> Task
Determine how many lines in the data below contain "Создать" and write only that number.

> Task data
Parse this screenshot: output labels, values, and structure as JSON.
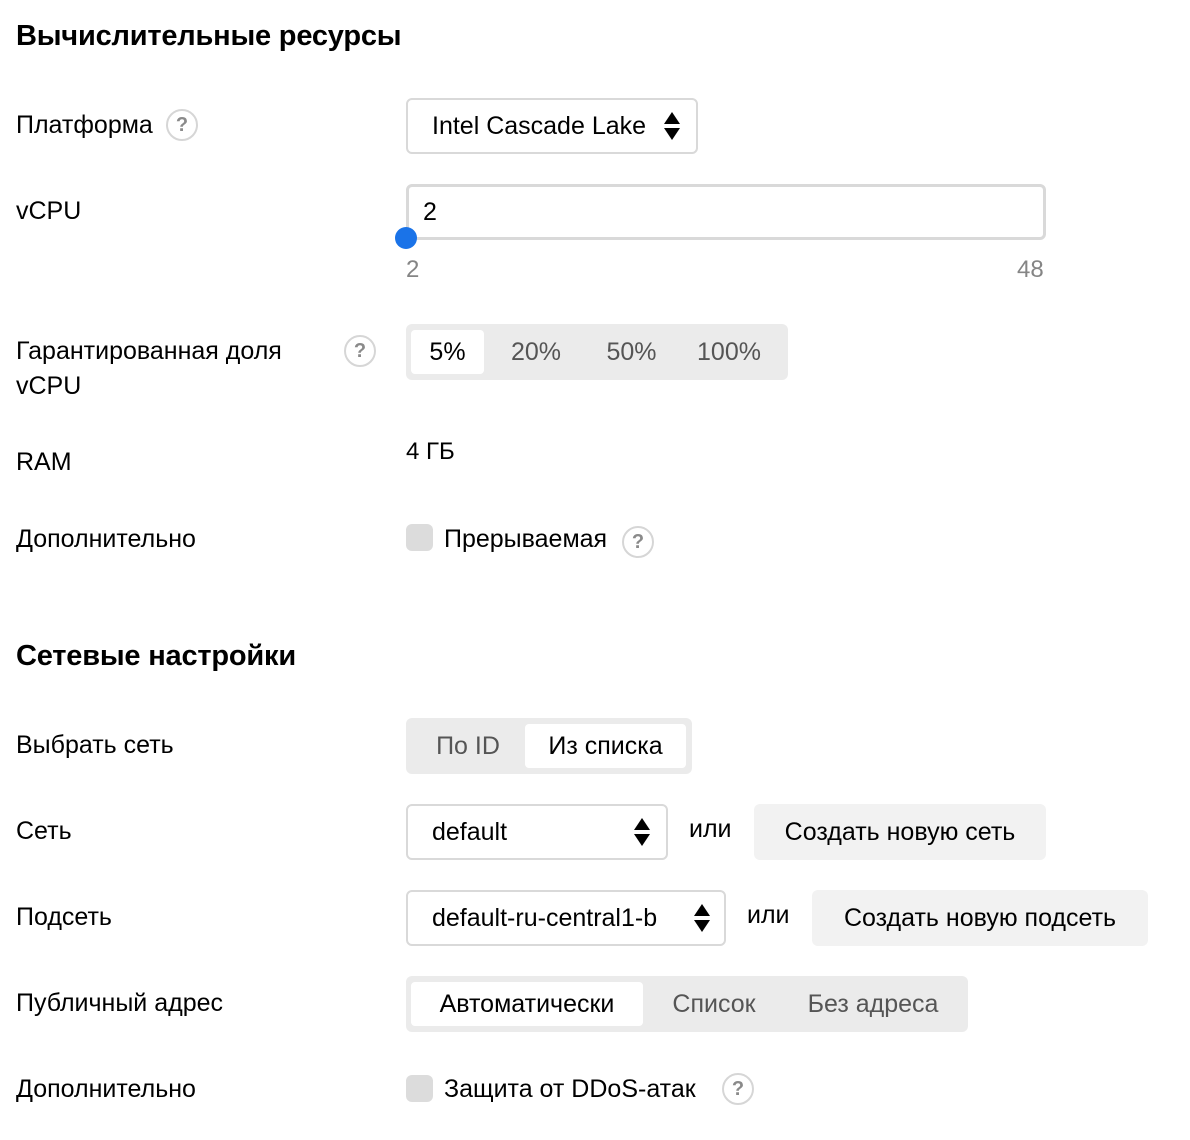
{
  "compute": {
    "title": "Вычислительные ресурсы",
    "platform": {
      "label": "Платформа",
      "help": "?",
      "value": "Intel Cascade Lake"
    },
    "vcpu": {
      "label": "vCPU",
      "value": "2",
      "min": "2",
      "max": "48",
      "level": 0
    },
    "guaranteed": {
      "label_line1": "Гарантированная доля",
      "label_line2": "vCPU",
      "help": "?",
      "options": [
        "5%",
        "20%",
        "50%",
        "100%"
      ],
      "selected": "5%"
    },
    "ram": {
      "label": "RAM",
      "value": "4 ГБ"
    },
    "extra": {
      "label": "Дополнительно",
      "checkbox_label": "Прерываемая",
      "help": "?",
      "checked": false
    }
  },
  "network": {
    "title": "Сетевые настройки",
    "choose": {
      "label": "Выбрать сеть",
      "options": [
        "По ID",
        "Из списка"
      ],
      "selected": "Из списка"
    },
    "net": {
      "label": "Сеть",
      "value": "default",
      "or": "или",
      "create": "Создать новую сеть"
    },
    "subnet": {
      "label": "Подсеть",
      "value": "default-ru-central1-b",
      "or": "или",
      "create": "Создать новую подсеть"
    },
    "public": {
      "label": "Публичный адрес",
      "options": [
        "Автоматически",
        "Список",
        "Без адреса"
      ],
      "selected": "Автоматически"
    },
    "extra": {
      "label": "Дополнительно",
      "checkbox_label": "Защита от DDoS-атак",
      "help": "?",
      "checked": false
    }
  },
  "colors": {
    "accent": "#1a73e8",
    "tabs_bg": "#ebebeb",
    "button_bg": "#f2f2f2"
  }
}
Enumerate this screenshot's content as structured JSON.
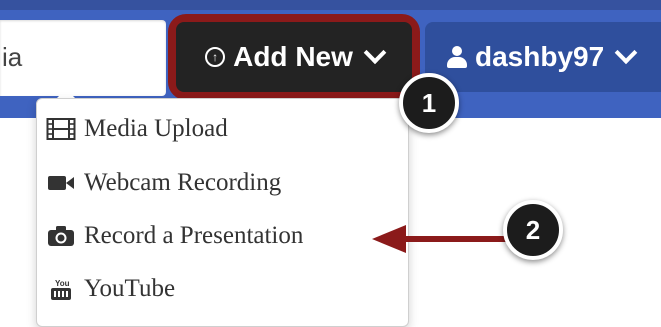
{
  "search": {
    "value": "ia"
  },
  "header": {
    "add_new_label": "Add New",
    "user_label": "dashby97"
  },
  "dropdown": {
    "items": [
      {
        "label": "Media Upload",
        "icon": "film-icon"
      },
      {
        "label": "Webcam Recording",
        "icon": "video-camera-icon"
      },
      {
        "label": "Record a Presentation",
        "icon": "camera-icon"
      },
      {
        "label": "YouTube",
        "icon": "youtube-icon"
      }
    ]
  },
  "callouts": {
    "first": "1",
    "second": "2"
  },
  "colors": {
    "topbar": "#3f63c0",
    "add_new_button": "#232323",
    "user_button": "#2f4f9d",
    "highlight": "#8b1a1a",
    "arrow": "#8b1a1a",
    "callout": "#1c1c1c"
  }
}
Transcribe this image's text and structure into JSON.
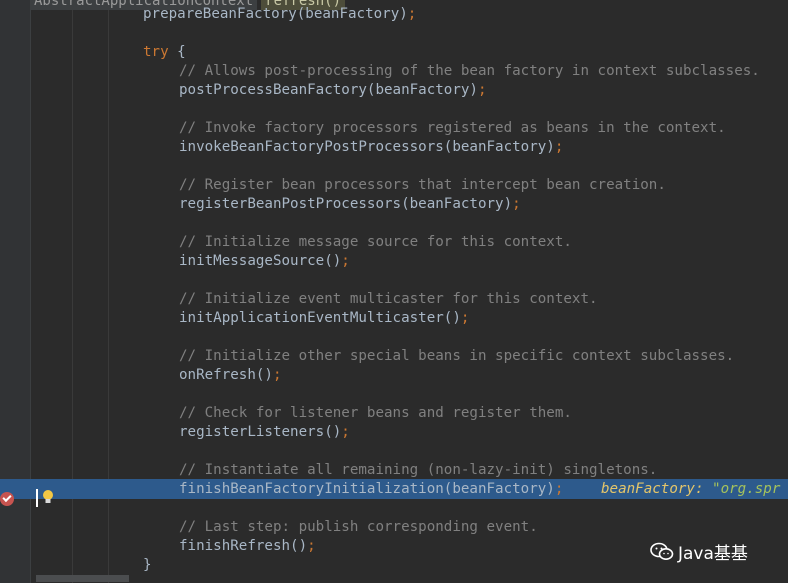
{
  "breadcrumbs": [
    "AbstractApplicationContext",
    "refresh()"
  ],
  "code_lines": [
    {
      "kind": "code",
      "text": "prepareBeanFactory(beanFactory)"
    },
    {
      "kind": "blank"
    },
    {
      "kind": "try",
      "text": "try {"
    },
    {
      "kind": "comment",
      "text": "// Allows post-processing of the bean factory in context subclasses."
    },
    {
      "kind": "code",
      "text": "postProcessBeanFactory(beanFactory)"
    },
    {
      "kind": "blank"
    },
    {
      "kind": "comment",
      "text": "// Invoke factory processors registered as beans in the context."
    },
    {
      "kind": "code",
      "text": "invokeBeanFactoryPostProcessors(beanFactory)"
    },
    {
      "kind": "blank"
    },
    {
      "kind": "comment",
      "text": "// Register bean processors that intercept bean creation."
    },
    {
      "kind": "code",
      "text": "registerBeanPostProcessors(beanFactory)"
    },
    {
      "kind": "blank"
    },
    {
      "kind": "comment",
      "text": "// Initialize message source for this context."
    },
    {
      "kind": "code",
      "text": "initMessageSource()"
    },
    {
      "kind": "blank"
    },
    {
      "kind": "comment",
      "text": "// Initialize event multicaster for this context."
    },
    {
      "kind": "code",
      "text": "initApplicationEventMulticaster()"
    },
    {
      "kind": "blank"
    },
    {
      "kind": "comment",
      "text": "// Initialize other special beans in specific context subclasses."
    },
    {
      "kind": "code",
      "text": "onRefresh()"
    },
    {
      "kind": "blank"
    },
    {
      "kind": "comment",
      "text": "// Check for listener beans and register them."
    },
    {
      "kind": "code",
      "text": "registerListeners()"
    },
    {
      "kind": "blank"
    },
    {
      "kind": "comment",
      "text": "// Instantiate all remaining (non-lazy-init) singletons."
    },
    {
      "kind": "current",
      "text": "finishBeanFactoryInitialization(beanFactory)"
    },
    {
      "kind": "blank"
    },
    {
      "kind": "comment",
      "text": "// Last step: publish corresponding event."
    },
    {
      "kind": "code",
      "text": "finishRefresh()"
    },
    {
      "kind": "close",
      "text": "}"
    }
  ],
  "semicolon": ";",
  "debug_hint": {
    "name": "beanFactory:",
    "value": "\"org.spr"
  },
  "watermark": {
    "icon": "wechat-icon",
    "text": "Java基基"
  },
  "colors": {
    "comment": "#808080",
    "keyword": "#cc7832",
    "code": "#a9b7c6",
    "highlight": "#2d5a8c",
    "breakpoint": "#c75450"
  }
}
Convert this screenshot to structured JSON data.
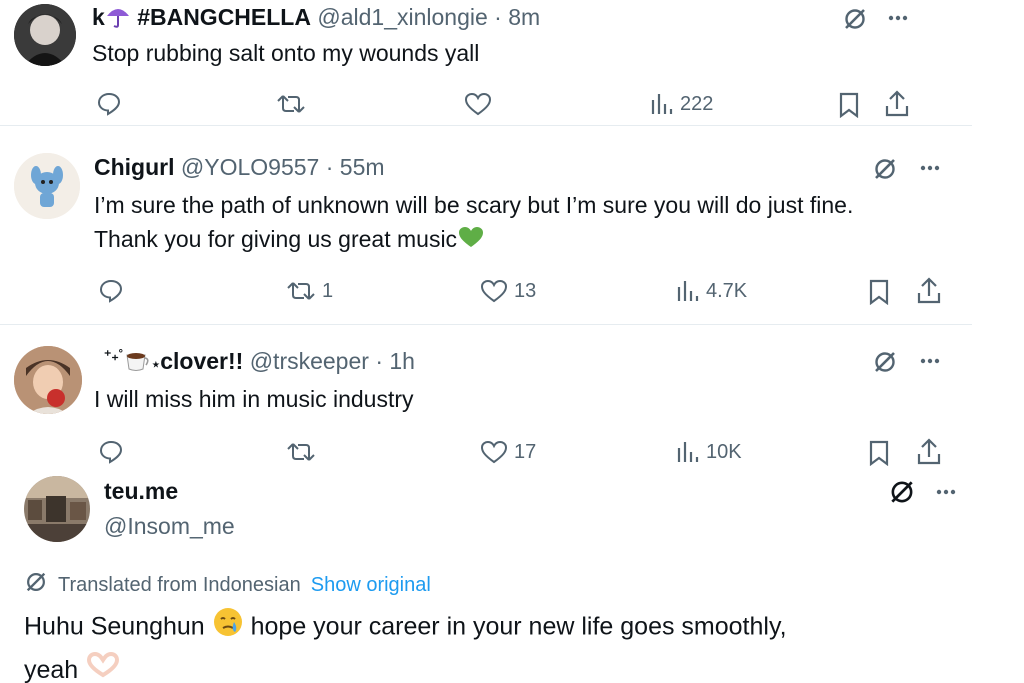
{
  "tweets": [
    {
      "name": "k☂️ #BANGCHELLA",
      "name_prefix": "k",
      "name_suffix": "#BANGCHELLA",
      "handle": "@ald1_xinlongie",
      "sep": "·",
      "time": "8m",
      "text": "Stop rubbing salt onto my wounds yall",
      "stats": {
        "reply": "",
        "retweet": "",
        "like": "",
        "views": "222"
      }
    },
    {
      "name": "Chigurl",
      "handle": "@YOLO9557",
      "sep": "·",
      "time": "55m",
      "text_line1": "I’m sure the path of unknown will be scary but I’m sure you will do just fine.",
      "text_line2": "Thank you for giving us great music",
      "stats": {
        "reply": "",
        "retweet": "1",
        "like": "13",
        "views": "4.7K"
      }
    },
    {
      "name": "clover!!",
      "name_prefix": "⁺₊˚",
      "handle": "@trskeeper",
      "sep": "·",
      "time": "1h",
      "text": "I will miss him in music industry",
      "stats": {
        "reply": "",
        "retweet": "",
        "like": "17",
        "views": "10K"
      }
    },
    {
      "name": "teu.me",
      "handle": "@Insom_me",
      "translated_label": "Translated from Indonesian",
      "show_original": "Show original",
      "text_line1_a": "Huhu Seunghun",
      "text_line1_b": "hope your career in your new life goes smoothly,",
      "text_line2": "yeah"
    }
  ],
  "icons": {
    "reply": "reply-icon",
    "retweet": "retweet-icon",
    "like": "like-icon",
    "views": "views-icon",
    "bookmark": "bookmark-icon",
    "share": "share-icon",
    "grok": "grok-icon",
    "more": "more-icon"
  },
  "colors": {
    "text": "#0f1419",
    "muted": "#536471",
    "link": "#1d9bf0",
    "heart_green": "#5fae46"
  }
}
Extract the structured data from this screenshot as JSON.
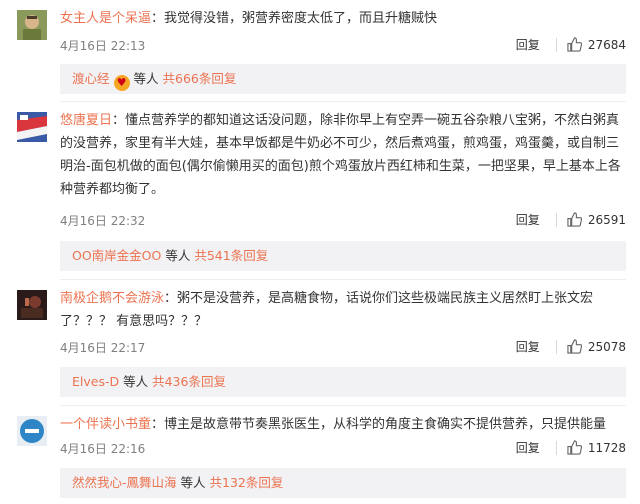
{
  "comments": [
    {
      "user": "女主人是个呆逼",
      "text": "：我觉得没错，粥营养密度太低了，而且升糖贼快",
      "time": "4月16日 22:13",
      "reply_label": "回复",
      "likes": "27684",
      "sub_user": "渡心经",
      "sub_etc": "等人",
      "sub_more": "共666条回复"
    },
    {
      "user": "悠唐夏日",
      "text": "：懂点营养学的都知道这话没问题，除非你早上有空弄一碗五谷杂粮八宝粥，不然白粥真的没营养，家里有半大娃，基本早饭都是牛奶必不可少，然后煮鸡蛋，煎鸡蛋，鸡蛋羹，或自制三明治-面包机做的面包(偶尔偷懒用买的面包)煎个鸡蛋放片西红柿和生菜，一把坚果，早上基本上各种营养都均衡了。",
      "time": "4月16日 22:32",
      "reply_label": "回复",
      "likes": "26591",
      "sub_user": "OO南岸金金OO",
      "sub_etc": "等人",
      "sub_more": "共541条回复"
    },
    {
      "user": "南极企鹅不会游泳",
      "text": "：粥不是没营养，是高糖食物，话说你们这些极端民族主义居然盯上张文宏了？？？ 有意思吗？？？",
      "time": "4月16日 22:17",
      "reply_label": "回复",
      "likes": "25078",
      "sub_user": "Elves-D",
      "sub_etc": "等人",
      "sub_more": "共436条回复"
    },
    {
      "user": "一个伴读小书童",
      "text": "：博主是故意带节奏黑张医生，从科学的角度主食确实不提供营养，只提供能量",
      "time": "4月16日 22:16",
      "reply_label": "回复",
      "likes": "11728",
      "sub_user": "然然我心-鳳舞山海",
      "sub_etc": "等人",
      "sub_more": "共132条回复"
    }
  ],
  "colors": {
    "username": "#eb7350",
    "meta": "#808080",
    "sub_bg": "#f2f2f5"
  },
  "icons": {
    "like": "thumbs-up-icon",
    "emoji": "heart-emoji-icon"
  }
}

> Answer to the exercise
2